··· Records for the task
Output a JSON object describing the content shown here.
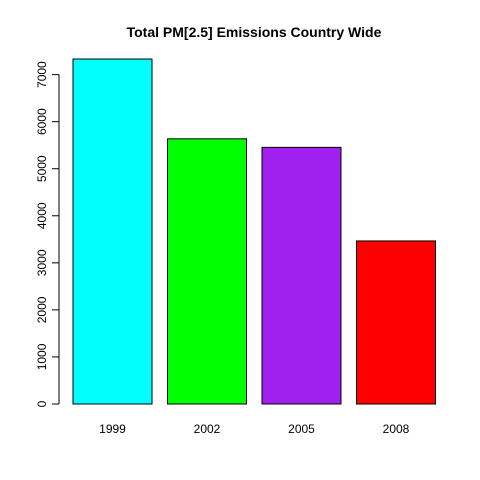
{
  "chart_data": {
    "type": "bar",
    "title": "Total PM[2.5] Emissions Country Wide",
    "xlabel": "",
    "ylabel": "",
    "categories": [
      "1999",
      "2002",
      "2005",
      "2008"
    ],
    "values": [
      7332,
      5636,
      5454,
      3465
    ],
    "bar_colors": [
      "#00FFFF",
      "#00FF00",
      "#A020F0",
      "#FF0000"
    ],
    "ylim": [
      0,
      7332
    ],
    "y_ticks": [
      0,
      1000,
      2000,
      3000,
      4000,
      5000,
      6000,
      7000
    ],
    "grid": false,
    "legend": "none"
  }
}
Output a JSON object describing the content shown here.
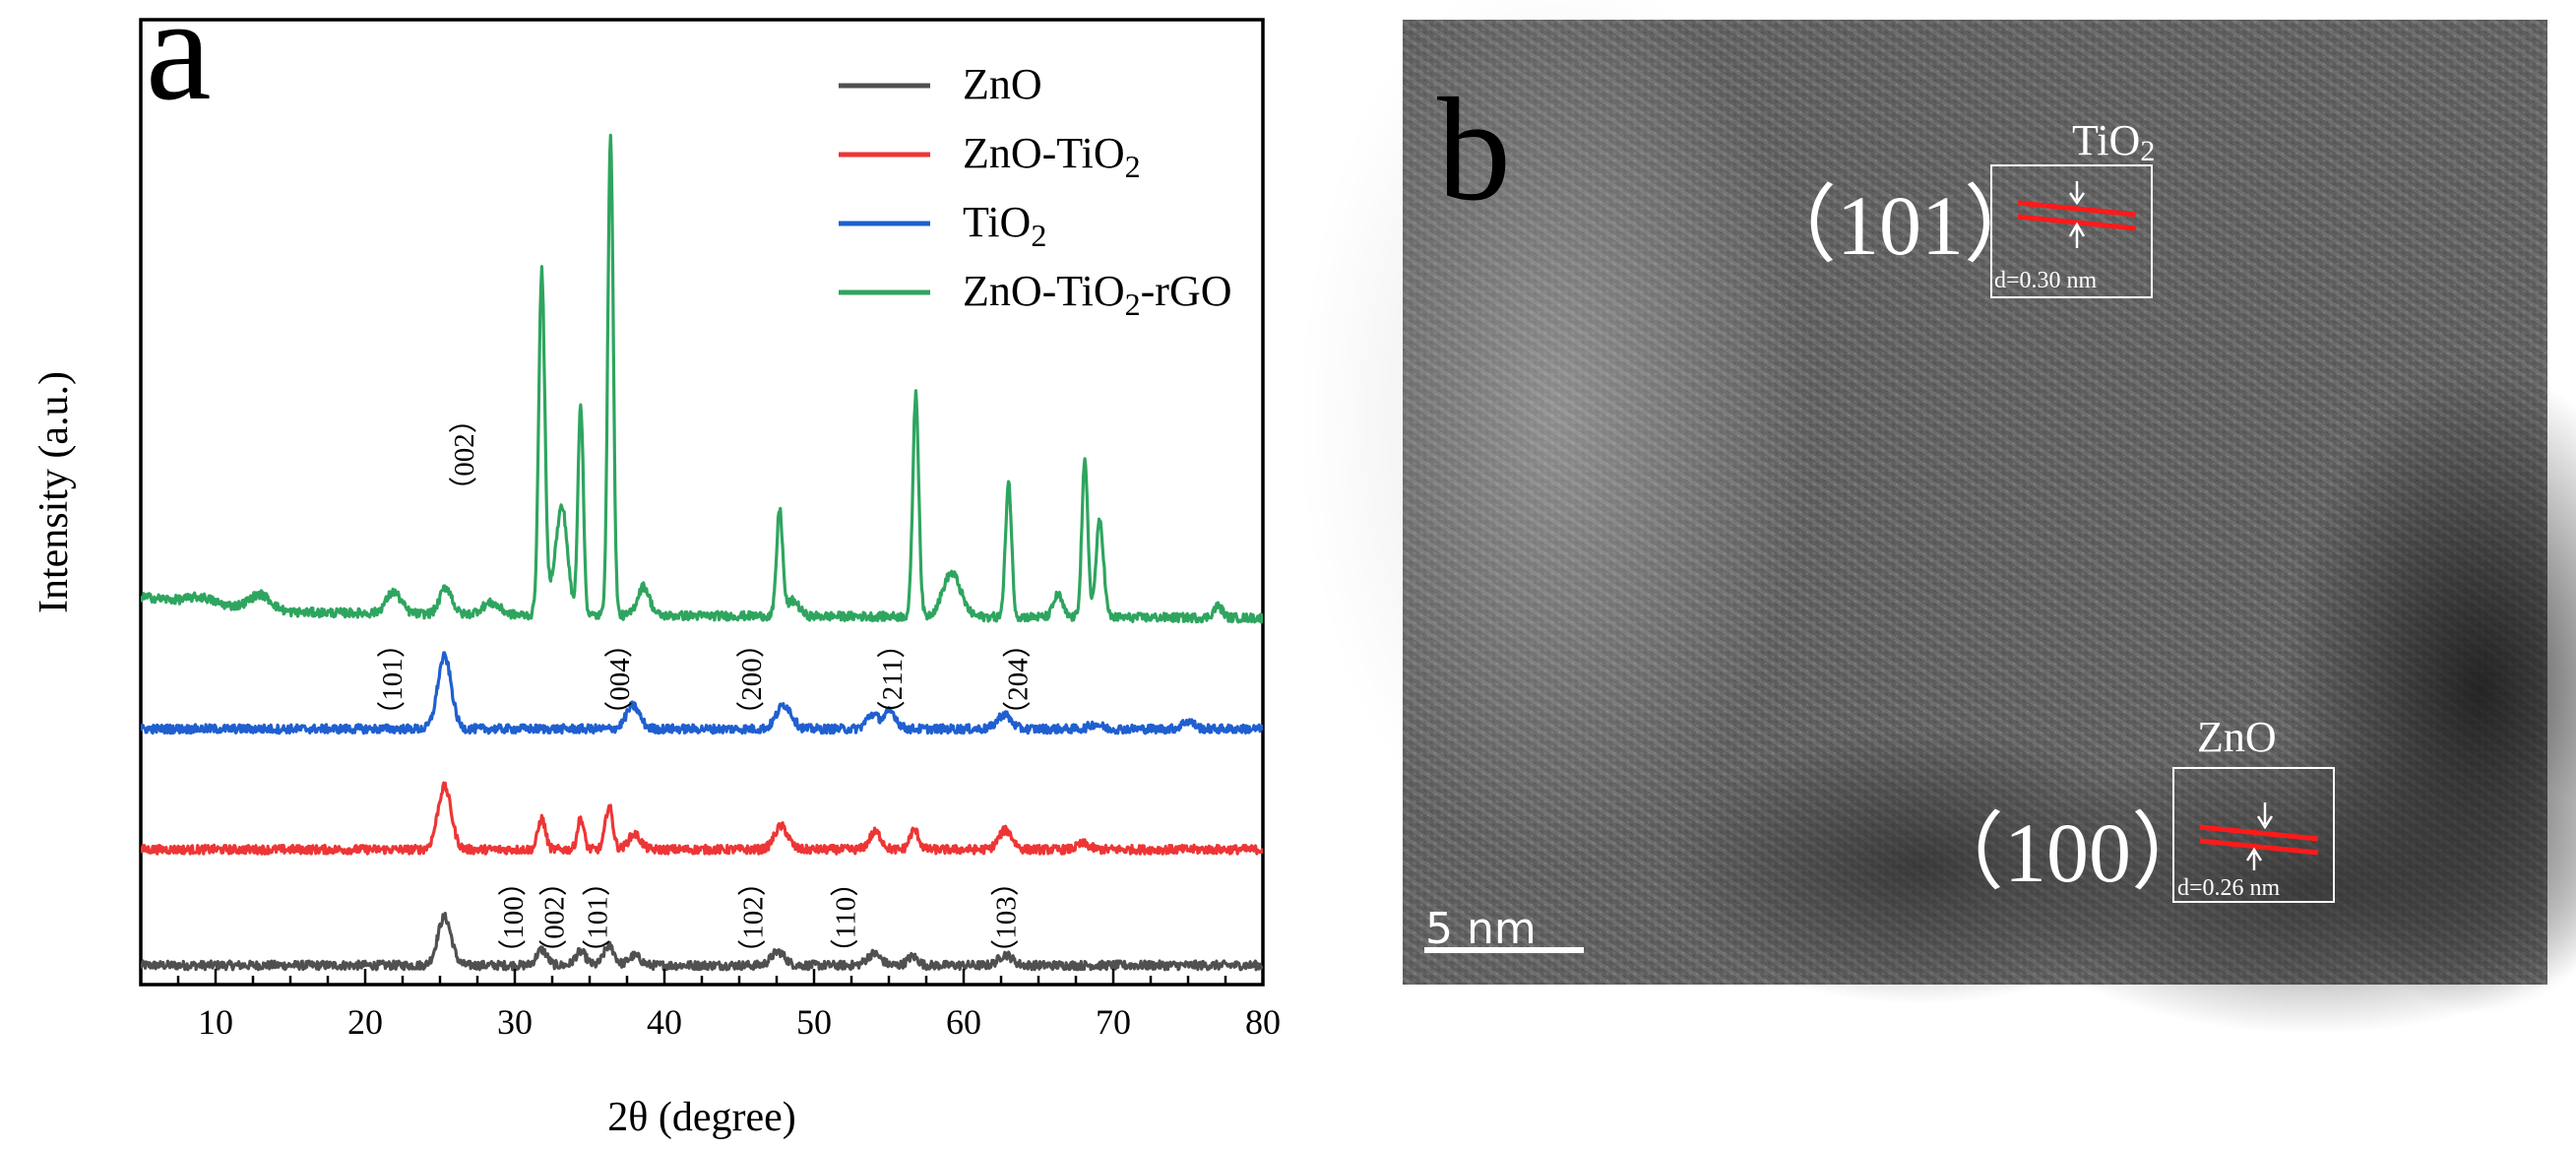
{
  "chart_data": {
    "type": "line",
    "panel": "a",
    "xlabel": "2θ (degree)",
    "ylabel": "Intensity (a.u.)",
    "xlim": [
      5,
      80
    ],
    "ylim": [
      0,
      100
    ],
    "xticks": [
      10,
      20,
      30,
      40,
      50,
      60,
      70,
      80
    ],
    "legend_position": "top-right",
    "series": [
      {
        "name": "ZnO",
        "legend_main": "ZnO",
        "legend_sub": "",
        "legend_tail": "",
        "color": "#505050",
        "baseline": 2.0,
        "peaks": [
          [
            25.3,
            5.0,
            0.45
          ],
          [
            31.8,
            1.6,
            0.35
          ],
          [
            34.4,
            1.4,
            0.35
          ],
          [
            36.3,
            2.0,
            0.35
          ],
          [
            38.0,
            1.0,
            0.4
          ],
          [
            47.6,
            1.4,
            0.45
          ],
          [
            54.0,
            1.2,
            0.45
          ],
          [
            56.6,
            0.9,
            0.35
          ],
          [
            62.8,
            1.1,
            0.45
          ]
        ]
      },
      {
        "name": "ZnO-TiO2",
        "legend_main": "ZnO-TiO",
        "legend_sub": "2",
        "legend_tail": "",
        "color": "#ee3535",
        "baseline": 14.0,
        "peaks": [
          [
            25.3,
            6.5,
            0.45
          ],
          [
            31.8,
            3.2,
            0.25
          ],
          [
            34.4,
            3.2,
            0.22
          ],
          [
            36.3,
            4.5,
            0.25
          ],
          [
            38.0,
            1.6,
            0.4
          ],
          [
            47.8,
            2.4,
            0.45
          ],
          [
            54.1,
            1.8,
            0.4
          ],
          [
            56.7,
            2.0,
            0.3
          ],
          [
            62.8,
            2.0,
            0.45
          ],
          [
            68.0,
            0.6,
            0.4
          ]
        ]
      },
      {
        "name": "TiO2",
        "legend_main": "TiO",
        "legend_sub": "2",
        "legend_tail": "",
        "color": "#1f5fd0",
        "baseline": 26.5,
        "peaks": [
          [
            25.3,
            7.5,
            0.45
          ],
          [
            37.9,
            2.4,
            0.45
          ],
          [
            48.0,
            2.5,
            0.5
          ],
          [
            53.9,
            1.5,
            0.4
          ],
          [
            55.1,
            1.8,
            0.4
          ],
          [
            62.7,
            1.5,
            0.45
          ],
          [
            68.8,
            0.5,
            0.4
          ],
          [
            75.0,
            0.8,
            0.4
          ]
        ]
      },
      {
        "name": "ZnO-TiO2-rGO",
        "legend_main": "ZnO-TiO",
        "legend_sub": "2",
        "legend_tail": "-rGO",
        "color": "#2ea55f",
        "baseline": 38.0,
        "slope": [
          [
            5,
            2.2
          ],
          [
            15,
            0.6
          ],
          [
            30,
            0.3
          ],
          [
            80,
            0.0
          ]
        ],
        "peaks": [
          [
            9.0,
            0.6,
            0.8
          ],
          [
            13.0,
            1.5,
            0.7
          ],
          [
            21.9,
            2.2,
            0.5
          ],
          [
            25.4,
            2.8,
            0.4
          ],
          [
            28.4,
            1.2,
            0.6
          ],
          [
            31.8,
            35.0,
            0.2
          ],
          [
            32.7,
            3.5,
            0.5
          ],
          [
            33.2,
            9.0,
            0.35
          ],
          [
            34.4,
            22.0,
            0.18
          ],
          [
            36.4,
            50.0,
            0.18
          ],
          [
            38.6,
            3.0,
            0.4
          ],
          [
            47.7,
            11.0,
            0.2
          ],
          [
            48.6,
            1.6,
            0.4
          ],
          [
            56.8,
            23.0,
            0.2
          ],
          [
            59.2,
            4.5,
            0.6
          ],
          [
            63.0,
            14.0,
            0.2
          ],
          [
            66.3,
            2.3,
            0.3
          ],
          [
            68.1,
            16.0,
            0.2
          ],
          [
            69.1,
            10.0,
            0.25
          ],
          [
            77.0,
            1.2,
            0.3
          ]
        ]
      }
    ],
    "annotations": [
      {
        "text": "（002）",
        "x": 26.8
      },
      {
        "text": "（101）",
        "x": 22.0
      },
      {
        "text": "（004）",
        "x": 37.2
      },
      {
        "text": "（200）",
        "x": 46.0
      },
      {
        "text": "（211）",
        "x": 55.4
      },
      {
        "text": "（204）",
        "x": 63.8
      },
      {
        "text": "（100）",
        "x": 30.1
      },
      {
        "text": "（002）",
        "x": 32.8
      },
      {
        "text": "（101）",
        "x": 35.7
      },
      {
        "text": "（102）",
        "x": 46.1
      },
      {
        "text": "（110）",
        "x": 52.3
      },
      {
        "text": "（103）",
        "x": 63.0
      }
    ]
  },
  "panel_b": {
    "letter": "b",
    "tio2_label": "TiO",
    "tio2_sub": "2",
    "tio2_plane": "（101）",
    "tio2_spacing": "d=0.30 nm",
    "zno_label": "ZnO",
    "zno_plane": "（100）",
    "zno_spacing": "d=0.26 nm",
    "scale_bar": "5 nm",
    "marker_color": "#ff1a1a"
  }
}
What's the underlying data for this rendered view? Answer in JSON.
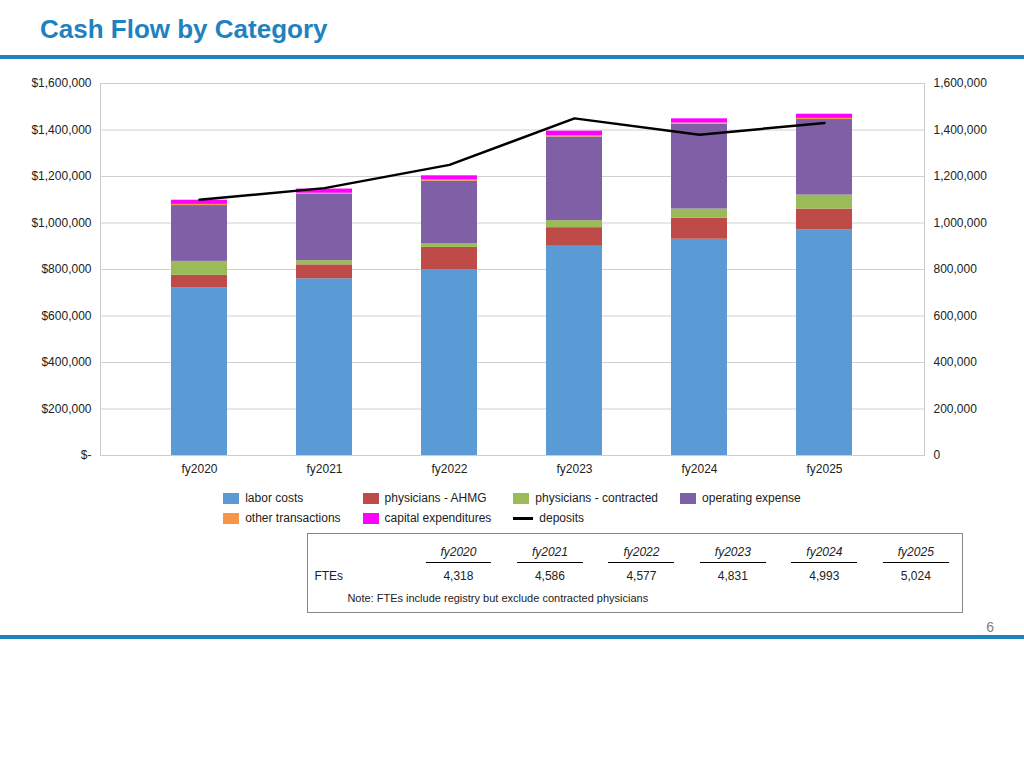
{
  "chart_data": {
    "type": "bar",
    "stacked": true,
    "title": "Cash Flow by Category",
    "title_color": "#1F82C0",
    "categories": [
      "fy2020",
      "fy2021",
      "fy2022",
      "fy2023",
      "fy2024",
      "fy2025"
    ],
    "series": [
      {
        "name": "labor costs",
        "color": "#5B9BD5",
        "values": [
          720000,
          760000,
          800000,
          900000,
          930000,
          970000
        ]
      },
      {
        "name": "physicians - AHMG",
        "color": "#BE4B48",
        "values": [
          55000,
          60000,
          95000,
          80000,
          90000,
          90000
        ]
      },
      {
        "name": "physicians - contracted",
        "color": "#9BBB59",
        "values": [
          60000,
          18000,
          15000,
          30000,
          40000,
          60000
        ]
      },
      {
        "name": "operating expense",
        "color": "#7F5FA6",
        "values": [
          240000,
          285000,
          270000,
          360000,
          365000,
          325000
        ]
      },
      {
        "name": "other transactions",
        "color": "#F79646",
        "values": [
          5000,
          5000,
          5000,
          5000,
          5000,
          5000
        ]
      },
      {
        "name": "capital expenditures",
        "color": "#FF00FF",
        "values": [
          18000,
          18000,
          18000,
          20000,
          18000,
          18000
        ]
      },
      {
        "name": "deposits",
        "type": "line",
        "axis": "y2",
        "color": "#000000",
        "values": [
          1100000,
          1150000,
          1250000,
          1450000,
          1380000,
          1430000
        ]
      }
    ],
    "ylim": [
      0,
      1600000
    ],
    "yticks": [
      {
        "value": 0,
        "label": "$-"
      },
      {
        "value": 200000,
        "label": "$200,000"
      },
      {
        "value": 400000,
        "label": "$400,000"
      },
      {
        "value": 600000,
        "label": "$600,000"
      },
      {
        "value": 800000,
        "label": "$800,000"
      },
      {
        "value": 1000000,
        "label": "$1,000,000"
      },
      {
        "value": 1200000,
        "label": "$1,200,000"
      },
      {
        "value": 1400000,
        "label": "$1,400,000"
      },
      {
        "value": 1600000,
        "label": "$1,600,000"
      }
    ],
    "y2lim": [
      0,
      1600000
    ],
    "y2ticks": [
      0,
      {
        "value": 200000,
        "label": "200,000"
      },
      {
        "value": 400000,
        "label": "400,000"
      },
      {
        "value": 600000,
        "label": "600,000"
      },
      {
        "value": 800000,
        "label": "800,000"
      },
      {
        "value": 1000000,
        "label": "1,000,000"
      },
      {
        "value": 1200000,
        "label": "1,200,000"
      },
      {
        "value": 1400000,
        "label": "1,400,000"
      },
      {
        "value": 1600000,
        "label": "1,600,000"
      }
    ],
    "grid": true,
    "legend": "bottom",
    "table": {
      "columns": [
        "fy2020",
        "fy2021",
        "fy2022",
        "fy2023",
        "fy2024",
        "fy2025"
      ],
      "rows": [
        {
          "label": "FTEs",
          "values": [
            4318,
            4586,
            4577,
            4831,
            4993,
            5024
          ],
          "value_labels": [
            "4,318",
            "4,586",
            "4,577",
            "4,831",
            "4,993",
            "5,024"
          ]
        }
      ],
      "note": "Note:  FTEs include registry but exclude contracted physicians"
    },
    "page_number": "6"
  }
}
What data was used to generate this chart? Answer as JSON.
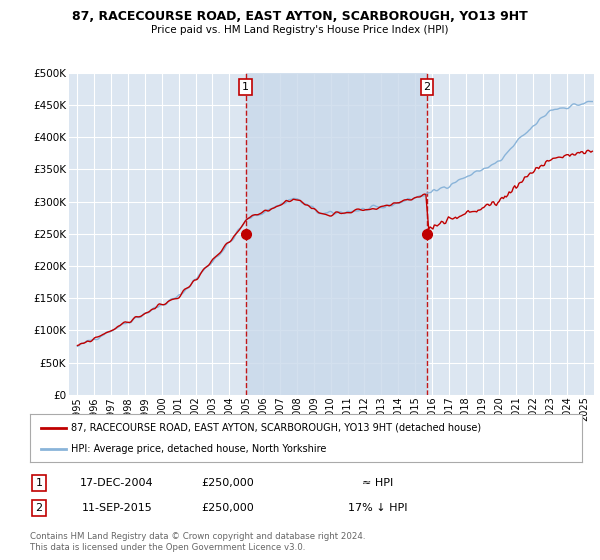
{
  "title": "87, RACECOURSE ROAD, EAST AYTON, SCARBOROUGH, YO13 9HT",
  "subtitle": "Price paid vs. HM Land Registry's House Price Index (HPI)",
  "ytick_values": [
    0,
    50000,
    100000,
    150000,
    200000,
    250000,
    300000,
    350000,
    400000,
    450000,
    500000
  ],
  "ylim": [
    0,
    500000
  ],
  "sale1_date": 2004.96,
  "sale1_price": 250000,
  "sale1_label": "1",
  "sale2_date": 2015.71,
  "sale2_price": 250000,
  "sale2_label": "2",
  "legend_line1": "87, RACECOURSE ROAD, EAST AYTON, SCARBOROUGH, YO13 9HT (detached house)",
  "legend_line2": "HPI: Average price, detached house, North Yorkshire",
  "table_row1": [
    "1",
    "17-DEC-2004",
    "£250,000",
    "≈ HPI"
  ],
  "table_row2": [
    "2",
    "11-SEP-2015",
    "£250,000",
    "17% ↓ HPI"
  ],
  "footer": "Contains HM Land Registry data © Crown copyright and database right 2024.\nThis data is licensed under the Open Government Licence v3.0.",
  "hpi_color": "#8ab4d9",
  "price_color": "#c00000",
  "vline_color": "#c00000",
  "background_color": "#ffffff",
  "plot_bg_color": "#dce6f1",
  "grid_color": "#ffffff",
  "shade_color": "#c9d9ea",
  "xtick_years": [
    1995,
    1996,
    1997,
    1998,
    1999,
    2000,
    2001,
    2002,
    2003,
    2004,
    2005,
    2006,
    2007,
    2008,
    2009,
    2010,
    2011,
    2012,
    2013,
    2014,
    2015,
    2016,
    2017,
    2018,
    2019,
    2020,
    2021,
    2022,
    2023,
    2024,
    2025
  ]
}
······
▸ Instruction
Go over the data above and copy every line that has the word "What" in it.

▸ Expected answer
What's the underlying data for this rendered view? Answer in JSON.
What data was used to generate this chart? Answer as JSON.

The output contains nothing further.